[SOURCE EXCERPT]:
********************

2. The valve train mechanism of claim 1 wherein said cross member
has one end thereof supported for pivotal movement by said cylinder
head and has the other end thereof provided with a roller located
in a groove formed in the associated inverted bucket tappet.
3. The valve train mechanism of claim 2 wherein said one end of
said cross member is supported by a ball portion mounted in said
cylinder head, and said roller and groove connection including a
roller rotatably supported by a shaft at the other end of said
cross member whereby the center of the contact point between said
ball and socket connection and said cross member is located below a
line passing through the center of said shaft and the center of
said ball portion.
4. The valve train mechanism of claim 1 wherein said cross member
is part of a "T" bridge having a body portion supported for
reciprocal movement by a guide pin secured to said cylinder head
between said pair of valves.
5. The valve train mechanism of claim 4 wherein the longitudinal
center axis of said guide pin is located in a plane passing through
the longitudinal axes of said pair of valves.

********************

[DATA PROVIDED]:
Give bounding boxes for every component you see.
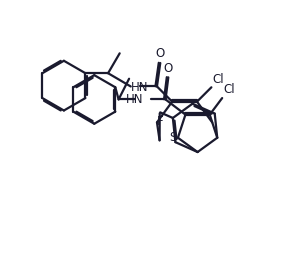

********************

[REQUIRED WORK]:
Answer these three questions from the valve train claims:
1. According to claim 2, where is the roller at the other end of the cross member located?
2. According to claim 4, what supports the body portion of the "T" bridge for reciprocal movement?
3. According to claim 5, in what plane does the longitudinal center axis of the guide pin lie?
Rely only on the valve train claims, not on the data.

[TASK ANSWER]:
1. It is located in a groove formed in the associated inverted bucket tappet.
2. A guide pin secured to the cylinder head between the pair of valves.
3. A plane passing through the longitudinal axes of the pair of valves.